■ **What is being asked**: Wherever the string "单倍体是含有本物种配子染色体数的个体" appears, copy the whole line.

***** Material provided *****

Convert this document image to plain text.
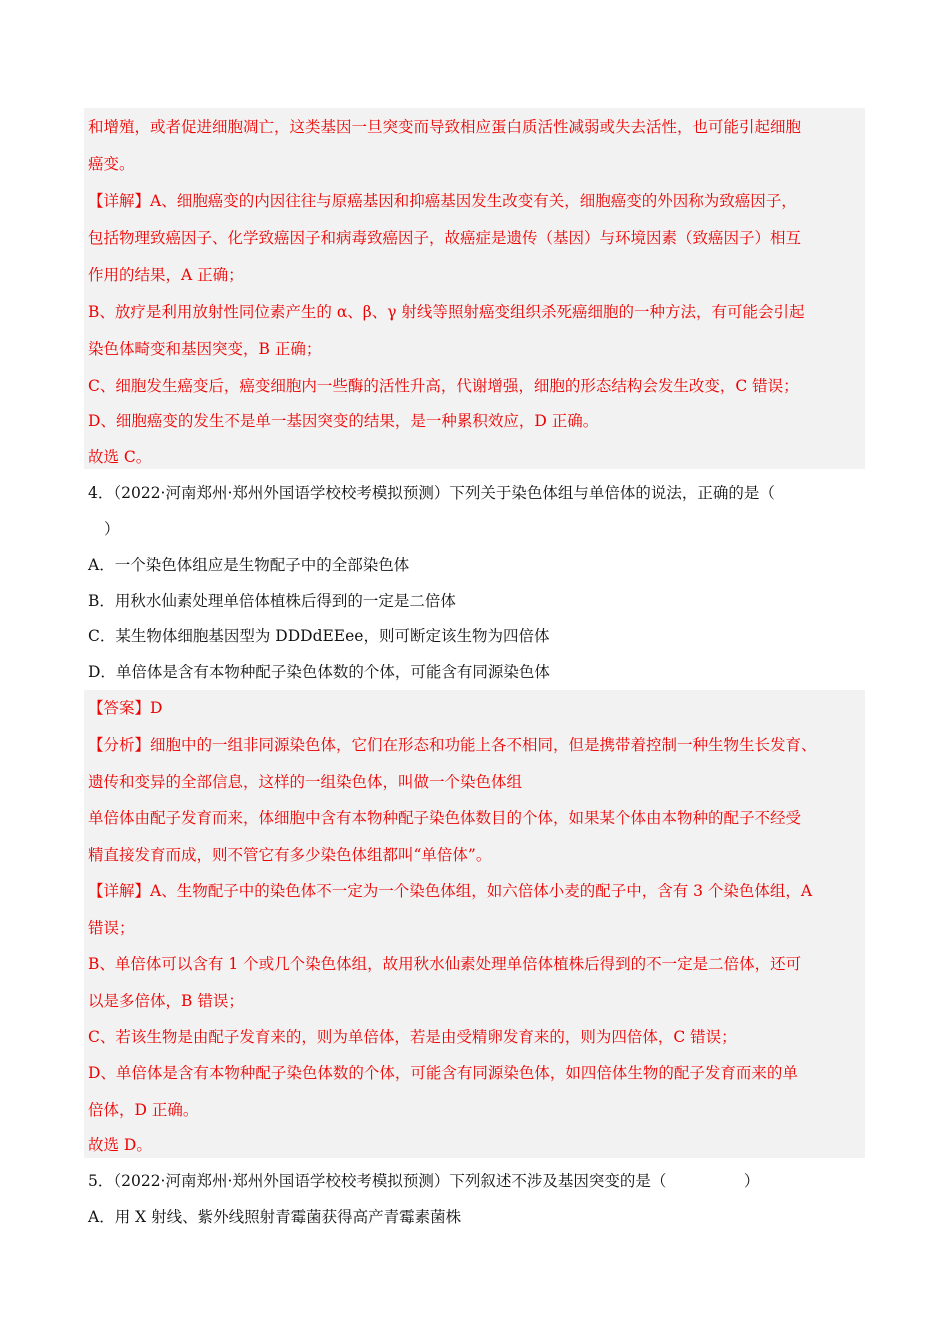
和增殖，或者促进细胞凋亡，这类基因一旦突变而导致相应蛋白质活性减弱或失去活性，也可能引起细胞
癌变。
【详解】A、细胞癌变的内因往往与原癌基因和抑癌基因发生改变有关，细胞癌变的外因称为致癌因子，
包括物理致癌因子、化学致癌因子和病毒致癌因子，故癌症是遗传（基因）与环境因素（致癌因子）相互
作用的结果，A 正确；
B、放疗是利用放射性同位素产生的 α、β、γ 射线等照射癌变组织杀死癌细胞的一种方法，有可能会引起
染色体畸变和基因突变，B 正确；
C、细胞发生癌变后，癌变细胞内一些酶的活性升高，代谢增强，细胞的形态结构会发生改变，C 错误；
D、细胞癌变的发生不是单一基因突变的结果，是一种累积效应，D 正确。
故选 C。
4．（2022·河南郑州·郑州外国语学校校考模拟预测）下列关于染色体组与单倍体的说法，正确的是（
）
A．一个染色体组应是生物配子中的全部染色体
B．用秋水仙素处理单倍体植株后得到的一定是二倍体
C．某生物体细胞基因型为 DDDdEEee，则可断定该生物为四倍体
D．单倍体是含有本物种配子染色体数的个体，可能含有同源染色体
【答案】D
【分析】细胞中的一组非同源染色体，它们在形态和功能上各不相同，但是携带着控制一种生物生长发育、
遗传和变异的全部信息，这样的一组染色体，叫做一个染色体组
单倍体由配子发育而来，体细胞中含有本物种配子染色体数目的个体，如果某个体由本物种的配子不经受
精直接发育而成，则不管它有多少染色体组都叫“单倍体”。
【详解】A、生物配子中的染色体不一定为一个染色体组，如六倍体小麦的配子中，含有 3 个染色体组，A
错误；
B、单倍体可以含有 1 个或几个染色体组，故用秋水仙素处理单倍体植株后得到的不一定是二倍体，还可
以是多倍体，B 错误；
C、若该生物是由配子发育来的，则为单倍体，若是由受精卵发育来的，则为四倍体，C 错误；
D、单倍体是含有本物种配子染色体数的个体，可能含有同源染色体，如四倍体生物的配子发育而来的单
倍体，D 正确。
故选 D。
5．（2022·河南郑州·郑州外国语学校校考模拟预测）下列叙述不涉及基因突变的是（　　　　　）
A．用 X 射线、紫外线照射青霉菌获得高产青霉素菌株
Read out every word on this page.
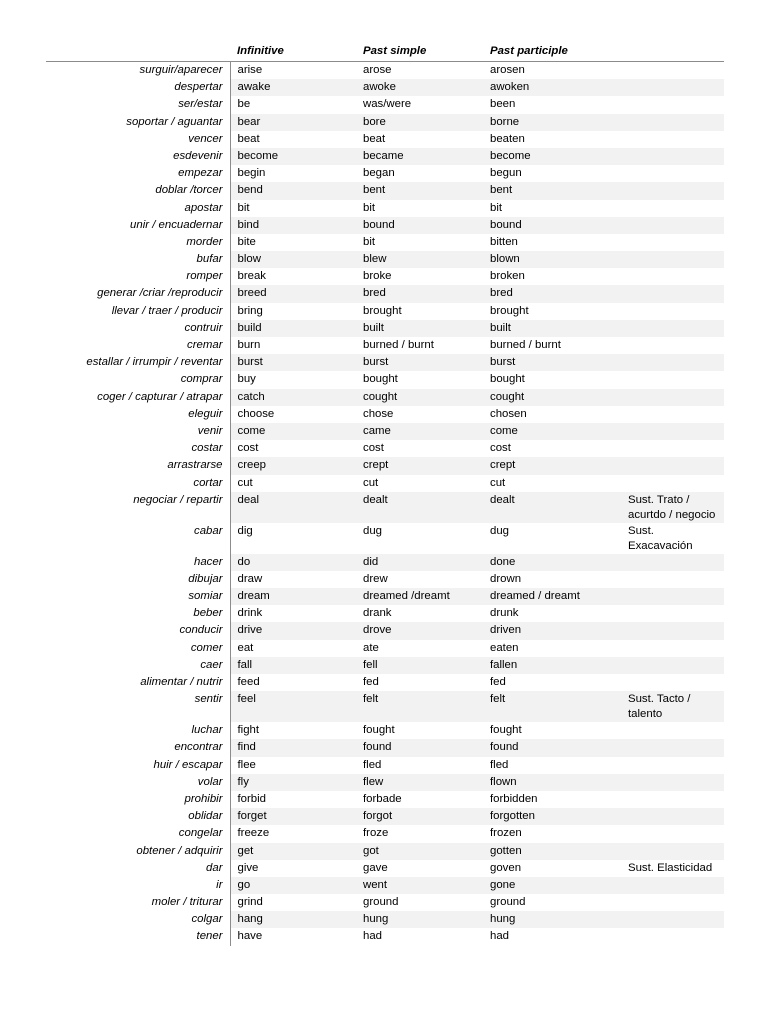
	Infinitive	Past simple	Past participle	
surguir/aparecer	arise	arose	arosen	
despertar	awake	awoke	awoken	
ser/estar	be	was/were	been	
soportar / aguantar	bear	bore	borne	
vencer	beat	beat	beaten	
esdevenir	become	became	become	
empezar	begin	began	begun	
doblar /torcer	bend	bent	bent	
apostar	bit	bit	bit	
unir / encuadernar	bind	bound	bound	
morder	bite	bit	bitten	
bufar	blow	blew	blown	
romper	break	broke	broken	
generar /criar /reproducir	breed	bred	bred	
llevar / traer / producir	bring	brought	brought	
contruir	build	built	built	
cremar	burn	burned / burnt	burned / burnt	
estallar / irrumpir / reventar	burst	burst	burst	
comprar	buy	bought	bought	
coger / capturar / atrapar	catch	cought	cought	
eleguir	choose	chose	chosen	
venir	come	came	come	
costar	cost	cost	cost	
arrastrarse	creep	crept	crept	
cortar	cut	cut	cut	
negociar / repartir	deal	dealt	dealt	Sust. Trato / acurtdo / negocio
cabar	dig	dug	dug	Sust. Exacavación
hacer	do	did	done	
dibujar	draw	drew	drown	
somiar	dream	dreamed /dreamt	dreamed / dreamt	
beber	drink	drank	drunk	
conducir	drive	drove	driven	
comer	eat	ate	eaten	
caer	fall	fell	fallen	
alimentar / nutrir	feed	fed	fed	
sentir	feel	felt	felt	Sust. Tacto / talento
luchar	fight	fought	fought	
encontrar	find	found	found	
huir / escapar	flee	fled	fled	
volar	fly	flew	flown	
prohibir	forbid	forbade	forbidden	
oblidar	forget	forgot	forgotten	
congelar	freeze	froze	frozen	
obtener / adquirir	get	got	gotten	
dar	give	gave	goven	Sust. Elasticidad
ir	go	went	gone	
moler / triturar	grind	ground	ground	
colgar	hang	hung	hung	
tener	have	had	had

*****

■ **Written solution**:
D．单倍体是含有本物种配子染色体数的个体，可能含有同源染色体
D、单倍体是含有本物种配子染色体数的个体，可能含有同源染色体，如四倍体生物的配子发育而来的单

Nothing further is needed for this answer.